任务要求 1: 判断下列三项陈述是否与《窗外》一文相符,逐项以“是”或“否”作答,并原文引用起决定作用的语句:(a)文中的“我”家住在五楼;(b)家属院内共有四栋楼;(c)春天楼下的樱花一直保存完好。

窗外
时间: 11-06 来源:樊欣悦
小时候,我最爱爬在窗台上向外望。
林立的高楼像一道道屏障一般将四周堵得严严实实,无法遥望,只能向下望,望着我们小区的院子。
我们住在妈妈单位家属院。只有三栋六层高的楼,其余的便是菜地、绿化带、小公园,甚至还有一个篮球场。我家在五楼,视野还算开阔,我便在窗户凸出的部分,或坐,或靠,或趴,看着那片画一般的天地。
春天,楼下的几棵樱树开花了,一团又一团的淡粉色点缀在一大片三叶草坪中,美得令人窒息。遗憾的是那几树樱花很快就被我们糟蹋了,甚至伤及树木枝丫。夏日,那三叶草最惹人爱了,那醉人的暖风吹过,那片草坪泛起碧绿的涟漪。秋天最惹眼的便是西边的那几棵帐篷似的树了,它的枝条向四周扩散,垂到地上。那时树叶已泛黄。包括我在内的一群孩子最爱撩开黄绿相间的珠帘,钻进树丛里,将自己置身于一片绿茵中。冬末的腊梅花,此时已将阵阵清香撒向四周。树干古朴苍劲,却生出了朵朵温润淡雅的梅,然而腊梅十分婉约内敛,她作文们将自己藏身于铁骨嶙峋的枝干中,趴在窗户上的我只能隐隐看到一丝若有若无的淡黄。楼下有奔跑喊叫的孩子,有一边散步一边拉家常的老人,甚至大人们也像孩子似的,悠闲地坐在双杠上。

数据行:

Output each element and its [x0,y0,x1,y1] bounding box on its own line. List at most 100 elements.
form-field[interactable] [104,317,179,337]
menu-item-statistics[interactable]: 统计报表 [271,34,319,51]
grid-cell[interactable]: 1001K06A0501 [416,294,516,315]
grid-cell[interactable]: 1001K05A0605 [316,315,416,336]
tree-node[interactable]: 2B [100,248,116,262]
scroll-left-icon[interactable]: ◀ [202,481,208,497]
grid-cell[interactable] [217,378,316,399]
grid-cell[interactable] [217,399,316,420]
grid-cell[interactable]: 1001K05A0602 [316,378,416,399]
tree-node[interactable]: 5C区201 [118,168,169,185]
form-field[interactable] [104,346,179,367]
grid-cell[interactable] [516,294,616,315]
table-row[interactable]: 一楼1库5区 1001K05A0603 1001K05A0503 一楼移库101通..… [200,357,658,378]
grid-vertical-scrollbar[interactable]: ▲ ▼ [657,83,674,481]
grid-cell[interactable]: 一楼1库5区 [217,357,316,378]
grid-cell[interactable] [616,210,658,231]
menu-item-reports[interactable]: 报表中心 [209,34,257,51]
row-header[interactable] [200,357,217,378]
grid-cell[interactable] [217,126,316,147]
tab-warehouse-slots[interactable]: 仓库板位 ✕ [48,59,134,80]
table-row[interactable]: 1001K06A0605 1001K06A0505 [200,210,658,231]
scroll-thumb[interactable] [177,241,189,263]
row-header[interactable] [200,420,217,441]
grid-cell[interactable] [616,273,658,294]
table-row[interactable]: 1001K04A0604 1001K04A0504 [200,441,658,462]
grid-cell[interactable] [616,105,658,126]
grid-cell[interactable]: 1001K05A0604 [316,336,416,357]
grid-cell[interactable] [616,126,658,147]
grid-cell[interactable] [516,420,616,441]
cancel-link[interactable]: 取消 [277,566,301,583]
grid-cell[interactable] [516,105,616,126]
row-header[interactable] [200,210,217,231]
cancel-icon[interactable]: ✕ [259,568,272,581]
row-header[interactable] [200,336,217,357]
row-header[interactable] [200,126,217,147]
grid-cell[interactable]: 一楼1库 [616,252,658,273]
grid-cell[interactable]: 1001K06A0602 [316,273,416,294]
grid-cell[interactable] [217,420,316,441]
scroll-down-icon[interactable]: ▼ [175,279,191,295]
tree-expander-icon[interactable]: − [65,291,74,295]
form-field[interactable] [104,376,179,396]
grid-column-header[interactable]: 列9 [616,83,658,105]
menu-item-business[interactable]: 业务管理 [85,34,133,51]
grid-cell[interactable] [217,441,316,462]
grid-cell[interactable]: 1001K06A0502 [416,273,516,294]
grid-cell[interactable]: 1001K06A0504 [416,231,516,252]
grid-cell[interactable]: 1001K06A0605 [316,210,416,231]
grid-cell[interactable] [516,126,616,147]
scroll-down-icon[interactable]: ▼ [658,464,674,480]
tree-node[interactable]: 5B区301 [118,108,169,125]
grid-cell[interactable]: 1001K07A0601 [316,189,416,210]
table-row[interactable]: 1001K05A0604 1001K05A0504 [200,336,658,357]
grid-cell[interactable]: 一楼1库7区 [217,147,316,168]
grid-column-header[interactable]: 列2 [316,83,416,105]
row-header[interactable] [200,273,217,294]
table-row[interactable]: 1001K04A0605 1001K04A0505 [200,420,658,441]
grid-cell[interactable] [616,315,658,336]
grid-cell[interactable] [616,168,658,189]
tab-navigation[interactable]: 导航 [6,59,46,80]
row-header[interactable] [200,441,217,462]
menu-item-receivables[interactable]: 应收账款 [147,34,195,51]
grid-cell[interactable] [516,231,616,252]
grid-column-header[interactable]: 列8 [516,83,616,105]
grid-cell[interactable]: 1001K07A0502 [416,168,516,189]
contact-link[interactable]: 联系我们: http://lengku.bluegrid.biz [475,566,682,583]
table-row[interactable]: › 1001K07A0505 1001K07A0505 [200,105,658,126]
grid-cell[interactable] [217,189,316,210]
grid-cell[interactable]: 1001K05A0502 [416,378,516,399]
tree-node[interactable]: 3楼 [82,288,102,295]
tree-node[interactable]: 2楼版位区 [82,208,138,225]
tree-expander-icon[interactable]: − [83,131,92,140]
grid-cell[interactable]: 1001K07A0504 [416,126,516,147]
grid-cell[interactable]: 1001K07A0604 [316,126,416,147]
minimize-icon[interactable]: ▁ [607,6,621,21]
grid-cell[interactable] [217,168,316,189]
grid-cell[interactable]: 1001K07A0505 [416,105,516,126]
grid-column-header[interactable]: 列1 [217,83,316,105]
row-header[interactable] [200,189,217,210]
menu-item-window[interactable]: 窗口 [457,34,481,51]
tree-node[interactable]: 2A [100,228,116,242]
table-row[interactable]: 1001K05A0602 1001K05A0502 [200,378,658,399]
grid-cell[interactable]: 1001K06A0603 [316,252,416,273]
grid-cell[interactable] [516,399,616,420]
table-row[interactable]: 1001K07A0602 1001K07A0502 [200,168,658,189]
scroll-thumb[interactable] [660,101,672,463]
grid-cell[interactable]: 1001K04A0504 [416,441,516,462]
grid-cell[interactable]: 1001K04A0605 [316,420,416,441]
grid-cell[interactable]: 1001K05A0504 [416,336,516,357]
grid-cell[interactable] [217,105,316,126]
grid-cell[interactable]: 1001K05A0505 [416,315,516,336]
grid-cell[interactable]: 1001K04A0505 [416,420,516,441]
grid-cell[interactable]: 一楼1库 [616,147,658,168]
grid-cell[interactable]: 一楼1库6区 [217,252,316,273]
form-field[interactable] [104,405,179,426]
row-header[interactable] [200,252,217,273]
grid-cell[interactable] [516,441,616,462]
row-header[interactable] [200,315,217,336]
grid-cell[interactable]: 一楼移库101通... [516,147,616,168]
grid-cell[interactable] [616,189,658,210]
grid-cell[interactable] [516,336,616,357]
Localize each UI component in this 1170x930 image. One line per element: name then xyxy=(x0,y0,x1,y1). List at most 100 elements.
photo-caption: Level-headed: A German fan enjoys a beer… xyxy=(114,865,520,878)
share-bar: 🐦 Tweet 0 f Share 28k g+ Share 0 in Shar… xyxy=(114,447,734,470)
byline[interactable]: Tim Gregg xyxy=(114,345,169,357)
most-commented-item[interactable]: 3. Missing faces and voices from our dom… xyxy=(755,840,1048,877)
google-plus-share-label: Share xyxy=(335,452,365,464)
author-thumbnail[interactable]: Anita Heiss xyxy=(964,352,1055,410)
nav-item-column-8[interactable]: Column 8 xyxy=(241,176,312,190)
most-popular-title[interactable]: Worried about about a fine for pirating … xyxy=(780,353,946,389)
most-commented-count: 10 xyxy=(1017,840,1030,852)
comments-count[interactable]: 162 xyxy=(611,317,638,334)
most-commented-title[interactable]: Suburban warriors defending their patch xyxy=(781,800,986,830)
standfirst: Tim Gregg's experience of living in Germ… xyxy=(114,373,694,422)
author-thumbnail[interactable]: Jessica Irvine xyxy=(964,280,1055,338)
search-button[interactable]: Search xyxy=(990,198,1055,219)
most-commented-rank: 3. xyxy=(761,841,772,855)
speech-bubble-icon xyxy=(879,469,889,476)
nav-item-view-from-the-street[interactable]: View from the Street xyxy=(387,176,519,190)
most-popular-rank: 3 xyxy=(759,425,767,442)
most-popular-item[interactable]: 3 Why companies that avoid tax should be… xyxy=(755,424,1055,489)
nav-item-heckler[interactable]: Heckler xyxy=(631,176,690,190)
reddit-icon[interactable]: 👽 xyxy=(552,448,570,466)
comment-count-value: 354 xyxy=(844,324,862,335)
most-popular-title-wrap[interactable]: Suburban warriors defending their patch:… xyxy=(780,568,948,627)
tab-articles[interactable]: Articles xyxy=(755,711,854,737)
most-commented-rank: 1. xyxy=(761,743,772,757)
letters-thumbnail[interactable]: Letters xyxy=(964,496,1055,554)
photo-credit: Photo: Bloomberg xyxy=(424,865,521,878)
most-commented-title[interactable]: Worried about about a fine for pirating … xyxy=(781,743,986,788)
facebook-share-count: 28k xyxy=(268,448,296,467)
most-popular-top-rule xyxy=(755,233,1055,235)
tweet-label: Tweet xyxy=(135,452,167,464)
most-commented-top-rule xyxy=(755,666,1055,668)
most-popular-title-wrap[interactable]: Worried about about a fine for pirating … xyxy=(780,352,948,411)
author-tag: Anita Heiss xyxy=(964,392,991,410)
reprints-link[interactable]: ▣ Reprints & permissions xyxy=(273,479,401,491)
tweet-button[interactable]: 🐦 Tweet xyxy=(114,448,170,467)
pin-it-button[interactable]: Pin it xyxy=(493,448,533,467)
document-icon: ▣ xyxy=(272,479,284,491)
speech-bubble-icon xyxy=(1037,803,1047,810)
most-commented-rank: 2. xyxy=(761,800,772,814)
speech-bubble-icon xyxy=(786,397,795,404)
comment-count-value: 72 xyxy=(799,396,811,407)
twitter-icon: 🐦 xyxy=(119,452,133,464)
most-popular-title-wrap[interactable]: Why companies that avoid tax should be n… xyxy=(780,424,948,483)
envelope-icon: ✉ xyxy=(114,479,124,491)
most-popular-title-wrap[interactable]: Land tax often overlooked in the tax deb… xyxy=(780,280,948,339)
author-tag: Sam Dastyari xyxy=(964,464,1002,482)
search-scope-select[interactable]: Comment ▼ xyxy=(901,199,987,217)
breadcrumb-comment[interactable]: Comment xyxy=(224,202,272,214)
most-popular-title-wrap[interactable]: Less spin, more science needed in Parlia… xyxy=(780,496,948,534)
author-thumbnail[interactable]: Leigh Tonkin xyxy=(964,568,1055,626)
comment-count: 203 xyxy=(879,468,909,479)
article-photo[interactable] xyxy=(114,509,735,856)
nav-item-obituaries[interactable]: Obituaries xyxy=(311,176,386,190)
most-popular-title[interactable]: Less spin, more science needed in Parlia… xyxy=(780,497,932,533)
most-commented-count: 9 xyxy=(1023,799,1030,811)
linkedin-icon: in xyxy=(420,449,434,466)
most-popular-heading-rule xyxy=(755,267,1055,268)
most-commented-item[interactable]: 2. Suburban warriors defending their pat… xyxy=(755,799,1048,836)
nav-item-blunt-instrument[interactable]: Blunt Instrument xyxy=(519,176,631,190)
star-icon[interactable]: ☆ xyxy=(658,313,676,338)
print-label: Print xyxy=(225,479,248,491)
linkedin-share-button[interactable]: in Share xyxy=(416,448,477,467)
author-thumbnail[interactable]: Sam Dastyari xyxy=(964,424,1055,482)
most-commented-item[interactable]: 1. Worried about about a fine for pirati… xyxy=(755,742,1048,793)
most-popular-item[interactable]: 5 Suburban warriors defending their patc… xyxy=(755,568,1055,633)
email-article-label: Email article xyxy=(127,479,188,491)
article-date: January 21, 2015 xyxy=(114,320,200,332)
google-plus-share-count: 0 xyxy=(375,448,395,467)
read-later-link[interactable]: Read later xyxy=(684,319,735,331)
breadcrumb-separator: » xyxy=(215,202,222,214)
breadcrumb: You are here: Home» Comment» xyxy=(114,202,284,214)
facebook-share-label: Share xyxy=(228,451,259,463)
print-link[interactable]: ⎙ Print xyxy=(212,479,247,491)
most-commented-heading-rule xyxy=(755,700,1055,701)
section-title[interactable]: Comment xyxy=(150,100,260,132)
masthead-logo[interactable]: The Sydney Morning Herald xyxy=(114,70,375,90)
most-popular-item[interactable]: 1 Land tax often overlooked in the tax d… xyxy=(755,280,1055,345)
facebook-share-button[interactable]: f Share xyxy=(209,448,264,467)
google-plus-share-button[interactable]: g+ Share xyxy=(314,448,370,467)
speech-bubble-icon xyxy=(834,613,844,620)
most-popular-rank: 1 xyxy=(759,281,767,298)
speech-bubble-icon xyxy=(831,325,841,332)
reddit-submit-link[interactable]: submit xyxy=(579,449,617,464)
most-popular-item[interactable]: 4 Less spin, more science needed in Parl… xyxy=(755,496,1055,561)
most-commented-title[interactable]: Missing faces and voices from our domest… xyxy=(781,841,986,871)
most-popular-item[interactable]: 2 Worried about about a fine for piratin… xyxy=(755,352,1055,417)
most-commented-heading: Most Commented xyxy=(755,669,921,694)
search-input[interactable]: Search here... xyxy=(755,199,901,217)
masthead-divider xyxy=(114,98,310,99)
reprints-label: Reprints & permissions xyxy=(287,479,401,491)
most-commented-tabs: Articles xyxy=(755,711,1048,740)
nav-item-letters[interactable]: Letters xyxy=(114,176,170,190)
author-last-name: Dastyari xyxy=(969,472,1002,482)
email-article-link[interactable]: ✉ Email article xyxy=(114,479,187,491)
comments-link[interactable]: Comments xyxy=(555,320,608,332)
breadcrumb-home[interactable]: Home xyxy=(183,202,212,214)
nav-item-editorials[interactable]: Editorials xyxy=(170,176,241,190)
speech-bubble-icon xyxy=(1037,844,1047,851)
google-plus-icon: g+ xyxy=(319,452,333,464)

任务要求 2: 请逐字输出清单中自开头起直至含有“table-row[interactable]: 一楼1库5区 1001K05A0603”的那一行为止的全部内容,首尾两行均包括在内。

书面答复 1:
(a)是。“我家在五楼”
(b)否。“只有三栋六层高的楼”
(c)否。“遗憾的是那几树樱花很快就被我们糟蹋了”

书面答复 2:
Output each element and its [x0,y0,x1,y1] bounding box on its own line. List at most 100 elements.
form-field[interactable] [104,317,179,337]
menu-item-statistics[interactable]: 统计报表 [271,34,319,51]
grid-cell[interactable]: 1001K06A0501 [416,294,516,315]
grid-cell[interactable]: 1001K05A0605 [316,315,416,336]
tree-node[interactable]: 2B [100,248,116,262]
scroll-left-icon[interactable]: ◀ [202,481,208,497]
grid-cell[interactable] [217,378,316,399]
grid-cell[interactable] [217,399,316,420]
grid-cell[interactable]: 1001K05A0602 [316,378,416,399]
tree-node[interactable]: 5C区201 [118,168,169,185]
form-field[interactable] [104,346,179,367]
grid-cell[interactable] [516,294,616,315]
table-row[interactable]: 一楼1库5区 1001K05A0603 1001K05A0503 一楼移库101通..… [200,357,658,378]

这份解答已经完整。